> _SUPPLIED INFORMATION_
-.-.-
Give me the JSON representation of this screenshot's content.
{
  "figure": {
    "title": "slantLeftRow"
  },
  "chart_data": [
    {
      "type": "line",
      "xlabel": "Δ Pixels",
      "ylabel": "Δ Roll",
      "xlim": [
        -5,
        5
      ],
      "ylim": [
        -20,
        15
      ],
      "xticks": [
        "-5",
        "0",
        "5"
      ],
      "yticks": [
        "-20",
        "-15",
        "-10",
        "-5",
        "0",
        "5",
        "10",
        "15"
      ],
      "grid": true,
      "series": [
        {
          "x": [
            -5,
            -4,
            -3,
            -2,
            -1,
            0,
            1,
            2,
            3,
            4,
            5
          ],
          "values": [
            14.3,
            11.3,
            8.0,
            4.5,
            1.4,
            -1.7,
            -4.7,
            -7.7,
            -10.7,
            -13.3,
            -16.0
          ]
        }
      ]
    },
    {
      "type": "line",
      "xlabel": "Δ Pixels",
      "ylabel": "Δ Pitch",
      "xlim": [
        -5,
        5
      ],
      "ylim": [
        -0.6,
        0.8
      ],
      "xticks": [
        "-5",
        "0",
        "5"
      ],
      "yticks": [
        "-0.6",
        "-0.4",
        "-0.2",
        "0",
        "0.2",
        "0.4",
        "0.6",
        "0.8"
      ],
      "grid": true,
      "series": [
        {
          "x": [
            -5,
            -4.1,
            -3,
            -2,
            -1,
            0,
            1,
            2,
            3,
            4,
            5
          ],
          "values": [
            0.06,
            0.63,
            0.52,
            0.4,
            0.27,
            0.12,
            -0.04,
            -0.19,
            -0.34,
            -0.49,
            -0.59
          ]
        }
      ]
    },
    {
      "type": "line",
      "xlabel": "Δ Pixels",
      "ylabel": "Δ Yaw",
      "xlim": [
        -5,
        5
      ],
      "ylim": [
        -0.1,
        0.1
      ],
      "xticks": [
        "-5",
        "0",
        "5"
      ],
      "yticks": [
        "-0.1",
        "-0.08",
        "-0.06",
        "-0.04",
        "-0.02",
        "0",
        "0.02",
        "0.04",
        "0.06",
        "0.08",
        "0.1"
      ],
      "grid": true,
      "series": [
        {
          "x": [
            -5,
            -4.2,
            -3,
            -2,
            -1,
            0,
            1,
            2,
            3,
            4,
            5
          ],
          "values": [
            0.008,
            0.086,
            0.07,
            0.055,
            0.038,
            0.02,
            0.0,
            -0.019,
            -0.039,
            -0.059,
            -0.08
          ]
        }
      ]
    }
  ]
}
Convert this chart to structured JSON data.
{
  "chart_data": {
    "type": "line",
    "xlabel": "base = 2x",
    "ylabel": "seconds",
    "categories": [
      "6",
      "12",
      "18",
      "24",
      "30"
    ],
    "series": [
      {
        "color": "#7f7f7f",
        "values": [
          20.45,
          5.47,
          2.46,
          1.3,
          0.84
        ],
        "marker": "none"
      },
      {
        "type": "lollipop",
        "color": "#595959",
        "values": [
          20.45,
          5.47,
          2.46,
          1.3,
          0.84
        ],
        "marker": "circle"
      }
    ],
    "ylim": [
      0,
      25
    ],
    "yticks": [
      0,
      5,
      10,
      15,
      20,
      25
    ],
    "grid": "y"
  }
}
-.-.-
> _STATED TASK_
Repeat the material above in full, keeping every word.

> _RESPONSE FOR THIS EXERCISE_
Give me the JSON representation of this screenshot's content.
{
  "figure": {
    "title": "slantLeftRow"
  },
  "chart_data": [
    {
      "type": "line",
      "xlabel": "Δ Pixels",
      "ylabel": "Δ Roll",
      "xlim": [
        -5,
        5
      ],
      "ylim": [
        -20,
        15
      ],
      "xticks": [
        "-5",
        "0",
        "5"
      ],
      "yticks": [
        "-20",
        "-15",
        "-10",
        "-5",
        "0",
        "5",
        "10",
        "15"
      ],
      "grid": true,
      "series": [
        {
          "x": [
            -5,
            -4,
            -3,
            -2,
            -1,
            0,
            1,
            2,
            3,
            4,
            5
          ],
          "values": [
            14.3,
            11.3,
            8.0,
            4.5,
            1.4,
            -1.7,
            -4.7,
            -7.7,
            -10.7,
            -13.3,
            -16.0
          ]
        }
      ]
    },
    {
      "type": "line",
      "xlabel": "Δ Pixels",
      "ylabel": "Δ Pitch",
      "xlim": [
        -5,
        5
      ],
      "ylim": [
        -0.6,
        0.8
      ],
      "xticks": [
        "-5",
        "0",
        "5"
      ],
      "yticks": [
        "-0.6",
        "-0.4",
        "-0.2",
        "0",
        "0.2",
        "0.4",
        "0.6",
        "0.8"
      ],
      "grid": true,
      "series": [
        {
          "x": [
            -5,
            -4.1,
            -3,
            -2,
            -1,
            0,
            1,
            2,
            3,
            4,
            5
          ],
          "values": [
            0.06,
            0.63,
            0.52,
            0.4,
            0.27,
            0.12,
            -0.04,
            -0.19,
            -0.34,
            -0.49,
            -0.59
          ]
        }
      ]
    },
    {
      "type": "line",
      "xlabel": "Δ Pixels",
      "ylabel": "Δ Yaw",
      "xlim": [
        -5,
        5
      ],
      "ylim": [
        -0.1,
        0.1
      ],
      "xticks": [
        "-5",
        "0",
        "5"
      ],
      "yticks": [
        "-0.1",
        "-0.08",
        "-0.06",
        "-0.04",
        "-0.02",
        "0",
        "0.02",
        "0.04",
        "0.06",
        "0.08",
        "0.1"
      ],
      "grid": true,
      "series": [
        {
          "x": [
            -5,
            -4.2,
            -3,
            -2,
            -1,
            0,
            1,
            2,
            3,
            4,
            5
          ],
          "values": [
            0.008,
            0.086,
            0.07,
            0.055,
            0.038,
            0.02,
            0.0,
            -0.019,
            -0.039,
            -0.059,
            -0.08
          ]
        }
      ]
    }
  ]
}
Convert this chart to structured JSON data.
{
  "chart_data": {
    "type": "line",
    "xlabel": "base = 2x",
    "ylabel": "seconds",
    "categories": [
      "6",
      "12",
      "18",
      "24",
      "30"
    ],
    "series": [
      {
        "color": "#7f7f7f",
        "values": [
          20.45,
          5.47,
          2.46,
          1.3,
          0.84
        ],
        "marker": "none"
      },
      {
        "type": "lollipop",
        "color": "#595959",
        "values": [
          20.45,
          5.47,
          2.46,
          1.3,
          0.84
        ],
        "marker": "circle"
      }
    ],
    "ylim": [
      0,
      25
    ],
    "yticks": [
      0,
      5,
      10,
      15,
      20,
      25
    ],
    "grid": "y"
  }
}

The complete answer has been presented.